Data to process
================
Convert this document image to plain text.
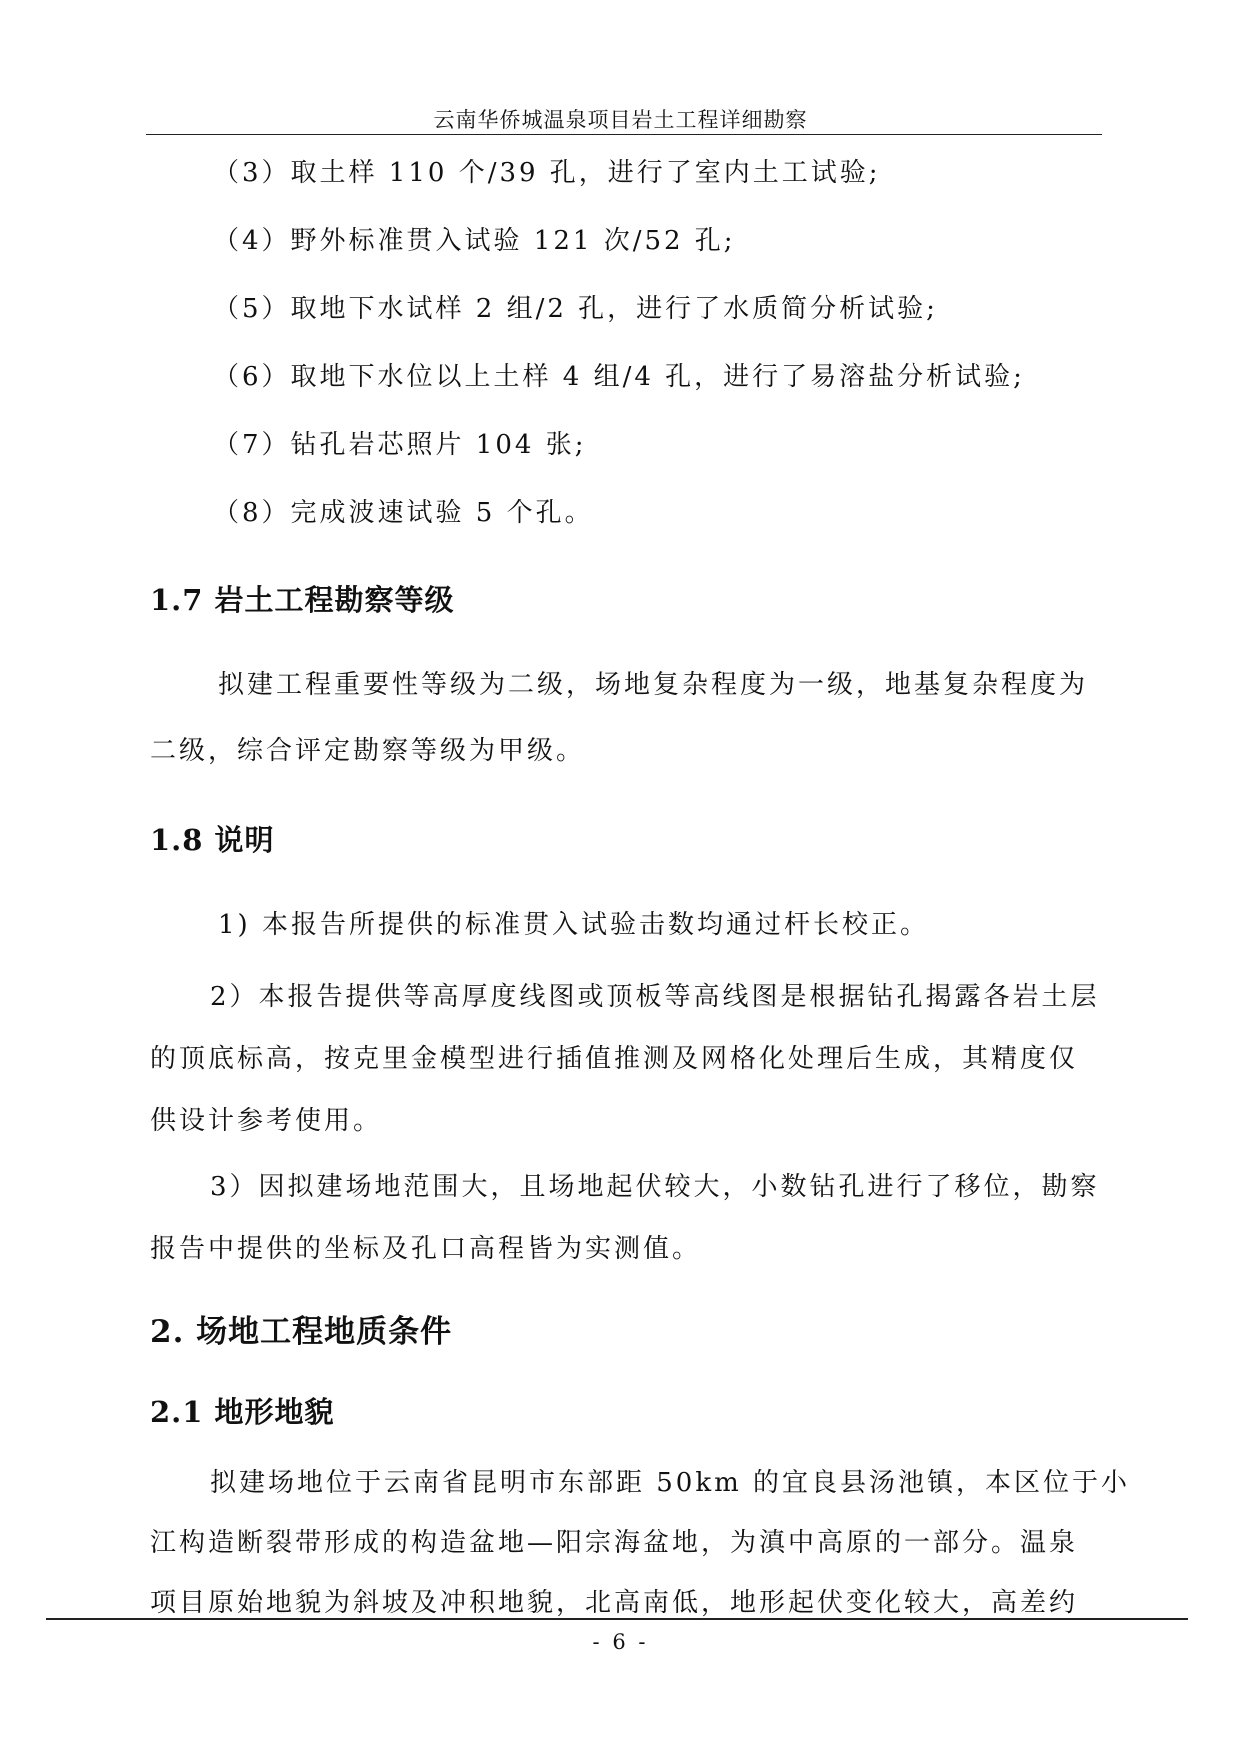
云南华侨城温泉项目岩土工程详细勘察
（3）取土样 110 个/39 孔，进行了室内土工试验;
（4）野外标准贯入试验 121 次/52 孔;
（5）取地下水试样 2 组/2 孔，进行了水质简分析试验;
（6）取地下水位以上土样 4 组/4 孔，进行了易溶盐分析试验;
（7）钻孔岩芯照片 104 张;
（8）完成波速试验 5 个孔。
1.7 岩土工程勘察等级
拟建工程重要性等级为二级，场地复杂程度为一级，地基复杂程度为
二级，综合评定勘察等级为甲级。
1.8 说明
1) 本报告所提供的标准贯入试验击数均通过杆长校正。
2）本报告提供等高厚度线图或顶板等高线图是根据钻孔揭露各岩土层
的顶底标高，按克里金模型进行插值推测及网格化处理后生成，其精度仅
供设计参考使用。
3）因拟建场地范围大，且场地起伏较大，小数钻孔进行了移位，勘察
报告中提供的坐标及孔口高程皆为实测值。
2. 场地工程地质条件
2.1 地形地貌
拟建场地位于云南省昆明市东部距 50km 的宜良县汤池镇，本区位于小
江构造断裂带形成的构造盆地—阳宗海盆地，为滇中高原的一部分。温泉
项目原始地貌为斜坡及冲积地貌，北高南低，地形起伏变化较大，高差约
- 6 -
================
The exercise
Make an exact copy of all entries above, dropping the images.

Solution to the exercise
Convert this document image to plain text.
云南华侨城温泉项目岩土工程详细勘察
（3）取土样 110 个/39 孔，进行了室内土工试验;
（4）野外标准贯入试验 121 次/52 孔;
（5）取地下水试样 2 组/2 孔，进行了水质简分析试验;
（6）取地下水位以上土样 4 组/4 孔，进行了易溶盐分析试验;
（7）钻孔岩芯照片 104 张;
（8）完成波速试验 5 个孔。
1.7 岩土工程勘察等级
拟建工程重要性等级为二级，场地复杂程度为一级，地基复杂程度为
二级，综合评定勘察等级为甲级。
1.8 说明
1) 本报告所提供的标准贯入试验击数均通过杆长校正。
2）本报告提供等高厚度线图或顶板等高线图是根据钻孔揭露各岩土层
的顶底标高，按克里金模型进行插值推测及网格化处理后生成，其精度仅
供设计参考使用。
3）因拟建场地范围大，且场地起伏较大，小数钻孔进行了移位，勘察
报告中提供的坐标及孔口高程皆为实测值。
2. 场地工程地质条件
2.1 地形地貌
拟建场地位于云南省昆明市东部距 50km 的宜良县汤池镇，本区位于小
江构造断裂带形成的构造盆地—阳宗海盆地，为滇中高原的一部分。温泉
项目原始地貌为斜坡及冲积地貌，北高南低，地形起伏变化较大，高差约
- 6 -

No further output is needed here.